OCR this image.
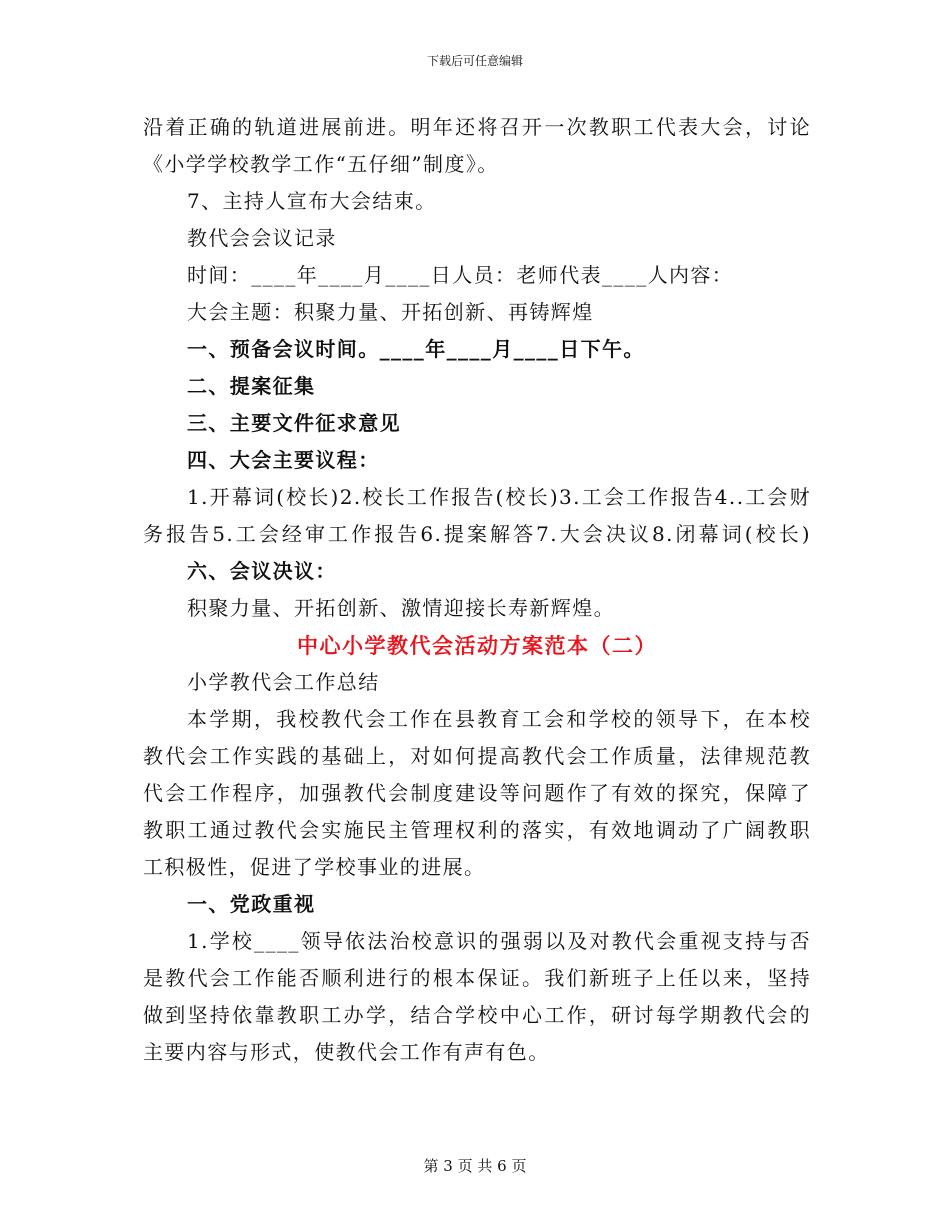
下载后可任意编辑
沿着正确的轨道进展前进。明年还将召开一次教职工代表大会，讨论
《小学学校教学工作“五仔细”制度》。
7、主持人宣布大会结束。
教代会会议记录
时间：____年____月____日人员：老师代表____人内容：
大会主题：积聚力量、开拓创新、再铸辉煌
一、预备会议时间。____年____月____日下午。
二、提案征集
三、主要文件征求意见
四、大会主要议程：
1.开幕词(校长)2.校长工作报告(校长)3.工会工作报告4..工会财
务报告5.工会经审工作报告6.提案解答7.大会决议8.闭幕词(校长)
六、会议决议：
积聚力量、开拓创新、激情迎接长寿新辉煌。
中心小学教代会活动方案范本（二）
小学教代会工作总结
本学期，我校教代会工作在县教育工会和学校的领导下，在本校
教代会工作实践的基础上，对如何提高教代会工作质量，法律规范教
代会工作程序，加强教代会制度建设等问题作了有效的探究，保障了
教职工通过教代会实施民主管理权利的落实，有效地调动了广阔教职
工积极性，促进了学校事业的进展。
一、党政重视
1.学校____领导依法治校意识的强弱以及对教代会重视支持与否
是教代会工作能否顺利进行的根本保证。我们新班子上任以来，坚持
做到坚持依靠教职工办学，结合学校中心工作，研讨每学期教代会的
主要内容与形式，使教代会工作有声有色。
第 3 页 共 6 页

Given exercise: Which lines hold the word "开拓创新"? Copy each of them from the records.

Task output:
大会主题：积聚力量、开拓创新、再铸辉煌
积聚力量、开拓创新、激情迎接长寿新辉煌。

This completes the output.